_Task details_:
Make an exact copy of the listing below.

_Information shown_:

|---|

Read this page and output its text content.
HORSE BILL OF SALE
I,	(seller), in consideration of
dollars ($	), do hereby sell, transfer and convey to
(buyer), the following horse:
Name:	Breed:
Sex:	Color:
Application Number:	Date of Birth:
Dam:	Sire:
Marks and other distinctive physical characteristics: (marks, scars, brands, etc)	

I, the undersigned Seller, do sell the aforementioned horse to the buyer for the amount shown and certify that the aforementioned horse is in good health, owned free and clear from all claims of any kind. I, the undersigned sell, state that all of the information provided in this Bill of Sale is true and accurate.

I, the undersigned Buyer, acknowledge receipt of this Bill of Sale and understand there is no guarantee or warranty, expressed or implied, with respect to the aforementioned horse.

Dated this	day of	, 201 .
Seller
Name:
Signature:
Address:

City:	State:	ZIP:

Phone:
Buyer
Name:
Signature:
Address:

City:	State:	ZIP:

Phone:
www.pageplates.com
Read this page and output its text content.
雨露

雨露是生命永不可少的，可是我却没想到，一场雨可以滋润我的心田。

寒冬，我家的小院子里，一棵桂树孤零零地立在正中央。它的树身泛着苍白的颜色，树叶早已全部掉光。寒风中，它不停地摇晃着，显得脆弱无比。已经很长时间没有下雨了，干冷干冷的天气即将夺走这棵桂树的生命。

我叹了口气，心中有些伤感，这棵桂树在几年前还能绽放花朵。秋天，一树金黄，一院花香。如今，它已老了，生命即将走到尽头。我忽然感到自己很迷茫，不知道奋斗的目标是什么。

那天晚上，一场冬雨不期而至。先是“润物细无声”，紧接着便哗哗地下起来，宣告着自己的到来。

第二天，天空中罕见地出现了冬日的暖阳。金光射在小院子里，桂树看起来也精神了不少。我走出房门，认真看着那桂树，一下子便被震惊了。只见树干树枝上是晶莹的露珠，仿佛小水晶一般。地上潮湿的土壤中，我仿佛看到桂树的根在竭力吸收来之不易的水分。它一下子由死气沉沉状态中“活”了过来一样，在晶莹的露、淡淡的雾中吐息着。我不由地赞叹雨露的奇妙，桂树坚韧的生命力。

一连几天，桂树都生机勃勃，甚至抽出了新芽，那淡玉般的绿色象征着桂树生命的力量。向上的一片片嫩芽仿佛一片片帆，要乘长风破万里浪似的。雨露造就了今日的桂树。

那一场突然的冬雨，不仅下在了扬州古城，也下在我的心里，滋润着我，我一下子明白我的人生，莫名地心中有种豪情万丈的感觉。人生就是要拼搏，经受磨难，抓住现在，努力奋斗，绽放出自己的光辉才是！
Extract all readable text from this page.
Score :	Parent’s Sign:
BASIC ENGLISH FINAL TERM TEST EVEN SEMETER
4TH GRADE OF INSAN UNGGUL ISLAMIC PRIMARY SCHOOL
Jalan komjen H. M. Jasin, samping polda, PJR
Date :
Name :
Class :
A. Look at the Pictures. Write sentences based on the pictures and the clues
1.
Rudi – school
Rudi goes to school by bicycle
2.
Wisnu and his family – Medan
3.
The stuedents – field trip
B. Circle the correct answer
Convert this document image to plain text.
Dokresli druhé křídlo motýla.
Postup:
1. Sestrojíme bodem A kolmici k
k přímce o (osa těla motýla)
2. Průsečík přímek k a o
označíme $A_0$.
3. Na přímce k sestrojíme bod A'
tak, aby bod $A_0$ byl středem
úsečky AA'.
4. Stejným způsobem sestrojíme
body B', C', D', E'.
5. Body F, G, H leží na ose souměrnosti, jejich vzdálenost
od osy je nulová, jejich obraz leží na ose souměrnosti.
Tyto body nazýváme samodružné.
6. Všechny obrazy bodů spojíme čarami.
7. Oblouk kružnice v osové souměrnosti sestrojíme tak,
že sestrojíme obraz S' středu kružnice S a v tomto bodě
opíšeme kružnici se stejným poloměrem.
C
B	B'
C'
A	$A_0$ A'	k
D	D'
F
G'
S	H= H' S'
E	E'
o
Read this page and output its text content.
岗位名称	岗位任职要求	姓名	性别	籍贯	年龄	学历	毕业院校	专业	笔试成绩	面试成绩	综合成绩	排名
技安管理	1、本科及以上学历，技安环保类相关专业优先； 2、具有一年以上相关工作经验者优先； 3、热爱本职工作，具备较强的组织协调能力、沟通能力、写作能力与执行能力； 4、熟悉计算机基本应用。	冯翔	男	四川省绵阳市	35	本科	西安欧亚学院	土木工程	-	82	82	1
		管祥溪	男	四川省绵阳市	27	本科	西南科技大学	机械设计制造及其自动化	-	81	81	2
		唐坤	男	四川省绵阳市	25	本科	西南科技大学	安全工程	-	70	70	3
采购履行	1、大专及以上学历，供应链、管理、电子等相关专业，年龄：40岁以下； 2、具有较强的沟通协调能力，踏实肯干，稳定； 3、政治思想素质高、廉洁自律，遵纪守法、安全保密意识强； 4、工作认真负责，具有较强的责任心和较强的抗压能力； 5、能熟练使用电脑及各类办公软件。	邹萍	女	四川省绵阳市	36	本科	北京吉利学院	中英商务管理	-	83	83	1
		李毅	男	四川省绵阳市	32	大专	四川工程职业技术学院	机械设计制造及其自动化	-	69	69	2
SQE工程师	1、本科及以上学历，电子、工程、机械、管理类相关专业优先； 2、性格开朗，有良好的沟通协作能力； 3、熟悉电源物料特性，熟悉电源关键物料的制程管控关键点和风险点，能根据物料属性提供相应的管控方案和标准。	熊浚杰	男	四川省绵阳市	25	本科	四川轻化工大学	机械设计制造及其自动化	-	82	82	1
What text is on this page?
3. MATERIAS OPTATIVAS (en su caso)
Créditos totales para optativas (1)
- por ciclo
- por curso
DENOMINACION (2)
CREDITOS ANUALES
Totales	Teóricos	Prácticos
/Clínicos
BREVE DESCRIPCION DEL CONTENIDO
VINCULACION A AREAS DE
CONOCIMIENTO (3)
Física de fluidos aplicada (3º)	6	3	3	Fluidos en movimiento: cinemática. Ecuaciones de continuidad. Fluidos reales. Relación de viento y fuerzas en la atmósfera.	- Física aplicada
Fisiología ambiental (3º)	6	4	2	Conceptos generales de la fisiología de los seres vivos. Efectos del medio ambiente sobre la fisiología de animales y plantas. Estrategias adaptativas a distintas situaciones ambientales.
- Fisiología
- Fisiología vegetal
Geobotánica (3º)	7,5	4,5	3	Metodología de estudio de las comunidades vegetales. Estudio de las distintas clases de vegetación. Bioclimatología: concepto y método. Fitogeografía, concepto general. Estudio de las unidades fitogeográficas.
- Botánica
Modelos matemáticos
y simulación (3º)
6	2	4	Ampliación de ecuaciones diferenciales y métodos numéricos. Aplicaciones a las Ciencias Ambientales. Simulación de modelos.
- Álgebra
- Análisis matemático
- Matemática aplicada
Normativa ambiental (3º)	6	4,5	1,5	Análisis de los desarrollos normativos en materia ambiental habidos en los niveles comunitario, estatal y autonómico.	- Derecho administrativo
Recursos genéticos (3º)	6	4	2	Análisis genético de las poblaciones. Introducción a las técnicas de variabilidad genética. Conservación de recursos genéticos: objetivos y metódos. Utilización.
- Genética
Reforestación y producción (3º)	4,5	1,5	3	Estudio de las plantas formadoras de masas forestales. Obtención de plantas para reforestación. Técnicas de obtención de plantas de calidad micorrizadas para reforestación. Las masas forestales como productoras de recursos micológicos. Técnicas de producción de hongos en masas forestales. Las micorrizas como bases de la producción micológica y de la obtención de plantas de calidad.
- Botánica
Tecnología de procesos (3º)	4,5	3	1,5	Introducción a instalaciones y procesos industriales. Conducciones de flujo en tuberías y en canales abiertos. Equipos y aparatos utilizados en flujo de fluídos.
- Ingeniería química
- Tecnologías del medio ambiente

|---|

_Finished task_:
Read this page and output its text content.
HORSE BILL OF SALE
I,	(seller), in consideration of
dollars ($	), do hereby sell, transfer and convey to
(buyer), the following horse:
Name:	Breed:
Sex:	Color:
Application Number:	Date of Birth:
Dam:	Sire:
Marks and other distinctive physical characteristics: (marks, scars, brands, etc)	

I, the undersigned Seller, do sell the aforementioned horse to the buyer for the amount shown and certify that the aforementioned horse is in good health, owned free and clear from all claims of any kind. I, the undersigned sell, state that all of the information provided in this Bill of Sale is true and accurate.

I, the undersigned Buyer, acknowledge receipt of this Bill of Sale and understand there is no guarantee or warranty, expressed or implied, with respect to the aforementioned horse.

Dated this	day of	, 201 .
Seller
Name:
Signature:
Address:

City:	State:	ZIP:

Phone:
Buyer
Name:
Signature:
Address:

City:	State:	ZIP:

Phone:
www.pageplates.com
Read this page and output its text content.
雨露

雨露是生命永不可少的，可是我却没想到，一场雨可以滋润我的心田。

寒冬，我家的小院子里，一棵桂树孤零零地立在正中央。它的树身泛着苍白的颜色，树叶早已全部掉光。寒风中，它不停地摇晃着，显得脆弱无比。已经很长时间没有下雨了，干冷干冷的天气即将夺走这棵桂树的生命。

我叹了口气，心中有些伤感，这棵桂树在几年前还能绽放花朵。秋天，一树金黄，一院花香。如今，它已老了，生命即将走到尽头。我忽然感到自己很迷茫，不知道奋斗的目标是什么。

那天晚上，一场冬雨不期而至。先是“润物细无声”，紧接着便哗哗地下起来，宣告着自己的到来。

第二天，天空中罕见地出现了冬日的暖阳。金光射在小院子里，桂树看起来也精神了不少。我走出房门，认真看着那桂树，一下子便被震惊了。只见树干树枝上是晶莹的露珠，仿佛小水晶一般。地上潮湿的土壤中，我仿佛看到桂树的根在竭力吸收来之不易的水分。它一下子由死气沉沉状态中“活”了过来一样，在晶莹的露、淡淡的雾中吐息着。我不由地赞叹雨露的奇妙，桂树坚韧的生命力。

一连几天，桂树都生机勃勃，甚至抽出了新芽，那淡玉般的绿色象征着桂树生命的力量。向上的一片片嫩芽仿佛一片片帆，要乘长风破万里浪似的。雨露造就了今日的桂树。

那一场突然的冬雨，不仅下在了扬州古城，也下在我的心里，滋润着我，我一下子明白我的人生，莫名地心中有种豪情万丈的感觉。人生就是要拼搏，经受磨难，抓住现在，努力奋斗，绽放出自己的光辉才是！
Extract all readable text from this page.
Score :	Parent’s Sign:
BASIC ENGLISH FINAL TERM TEST EVEN SEMETER
4TH GRADE OF INSAN UNGGUL ISLAMIC PRIMARY SCHOOL
Jalan komjen H. M. Jasin, samping polda, PJR
Date :
Name :
Class :
A. Look at the Pictures. Write sentences based on the pictures and the clues
1.
Rudi – school
Rudi goes to school by bicycle
2.
Wisnu and his family – Medan
3.
The stuedents – field trip
B. Circle the correct answer
Convert this document image to plain text.
Dokresli druhé křídlo motýla.
Postup:
1. Sestrojíme bodem A kolmici k
k přímce o (osa těla motýla)
2. Průsečík přímek k a o
označíme $A_0$.
3. Na přímce k sestrojíme bod A'
tak, aby bod $A_0$ byl středem
úsečky AA'.
4. Stejným způsobem sestrojíme
body B', C', D', E'.
5. Body F, G, H leží na ose souměrnosti, jejich vzdálenost
od osy je nulová, jejich obraz leží na ose souměrnosti.
Tyto body nazýváme samodružné.
6. Všechny obrazy bodů spojíme čarami.
7. Oblouk kružnice v osové souměrnosti sestrojíme tak,
že sestrojíme obraz S' středu kružnice S a v tomto bodě
opíšeme kružnici se stejným poloměrem.
C
B	B'
C'
A	$A_0$ A'	k
D	D'
F
G'
S	H= H' S'
E	E'
o
Read this page and output its text content.
岗位名称	岗位任职要求	姓名	性别	籍贯	年龄	学历	毕业院校	专业	笔试成绩	面试成绩	综合成绩	排名
技安管理	1、本科及以上学历，技安环保类相关专业优先； 2、具有一年以上相关工作经验者优先； 3、热爱本职工作，具备较强的组织协调能力、沟通能力、写作能力与执行能力； 4、熟悉计算机基本应用。	冯翔	男	四川省绵阳市	35	本科	西安欧亚学院	土木工程	-	82	82	1
		管祥溪	男	四川省绵阳市	27	本科	西南科技大学	机械设计制造及其自动化	-	81	81	2
		唐坤	男	四川省绵阳市	25	本科	西南科技大学	安全工程	-	70	70	3
采购履行	1、大专及以上学历，供应链、管理、电子等相关专业，年龄：40岁以下； 2、具有较强的沟通协调能力，踏实肯干，稳定； 3、政治思想素质高、廉洁自律，遵纪守法、安全保密意识强； 4、工作认真负责，具有较强的责任心和较强的抗压能力； 5、能熟练使用电脑及各类办公软件。	邹萍	女	四川省绵阳市	36	本科	北京吉利学院	中英商务管理	-	83	83	1
		李毅	男	四川省绵阳市	32	大专	四川工程职业技术学院	机械设计制造及其自动化	-	69	69	2
SQE工程师	1、本科及以上学历，电子、工程、机械、管理类相关专业优先； 2、性格开朗，有良好的沟通协作能力； 3、熟悉电源物料特性，熟悉电源关键物料的制程管控关键点和风险点，能根据物料属性提供相应的管控方案和标准。	熊浚杰	男	四川省绵阳市	25	本科	四川轻化工大学	机械设计制造及其自动化	-	82	82	1
What text is on this page?
3. MATERIAS OPTATIVAS (en su caso)
Créditos totales para optativas (1)
- por ciclo
- por curso
DENOMINACION (2)
CREDITOS ANUALES
Totales	Teóricos	Prácticos
/Clínicos
BREVE DESCRIPCION DEL CONTENIDO
VINCULACION A AREAS DE
CONOCIMIENTO (3)
Física de fluidos aplicada (3º)	6	3	3	Fluidos en movimiento: cinemática. Ecuaciones de continuidad. Fluidos reales. Relación de viento y fuerzas en la atmósfera.	- Física aplicada
Fisiología ambiental (3º)	6	4	2	Conceptos generales de la fisiología de los seres vivos. Efectos del medio ambiente sobre la fisiología de animales y plantas. Estrategias adaptativas a distintas situaciones ambientales.
- Fisiología
- Fisiología vegetal
Geobotánica (3º)	7,5	4,5	3	Metodología de estudio de las comunidades vegetales. Estudio de las distintas clases de vegetación. Bioclimatología: concepto y método. Fitogeografía, concepto general. Estudio de las unidades fitogeográficas.
- Botánica
Modelos matemáticos
y simulación (3º)
6	2	4	Ampliación de ecuaciones diferenciales y métodos numéricos. Aplicaciones a las Ciencias Ambientales. Simulación de modelos.
- Álgebra
- Análisis matemático
- Matemática aplicada
Normativa ambiental (3º)	6	4,5	1,5	Análisis de los desarrollos normativos en materia ambiental habidos en los niveles comunitario, estatal y autonómico.	- Derecho administrativo
Recursos genéticos (3º)	6	4	2	Análisis genético de las poblaciones. Introducción a las técnicas de variabilidad genética. Conservación de recursos genéticos: objetivos y metódos. Utilización.
- Genética
Reforestación y producción (3º)	4,5	1,5	3	Estudio de las plantas formadoras de masas forestales. Obtención de plantas para reforestación. Técnicas de obtención de plantas de calidad micorrizadas para reforestación. Las masas forestales como productoras de recursos micológicos. Técnicas de producción de hongos en masas forestales. Las micorrizas como bases de la producción micológica y de la obtención de plantas de calidad.
- Botánica
Tecnología de procesos (3º)	4,5	3	1,5	Introducción a instalaciones y procesos industriales. Conducciones de flujo en tuberías y en canales abiertos. Equipos y aparatos utilizados en flujo de fluídos.
- Ingeniería química
- Tecnologías del medio ambiente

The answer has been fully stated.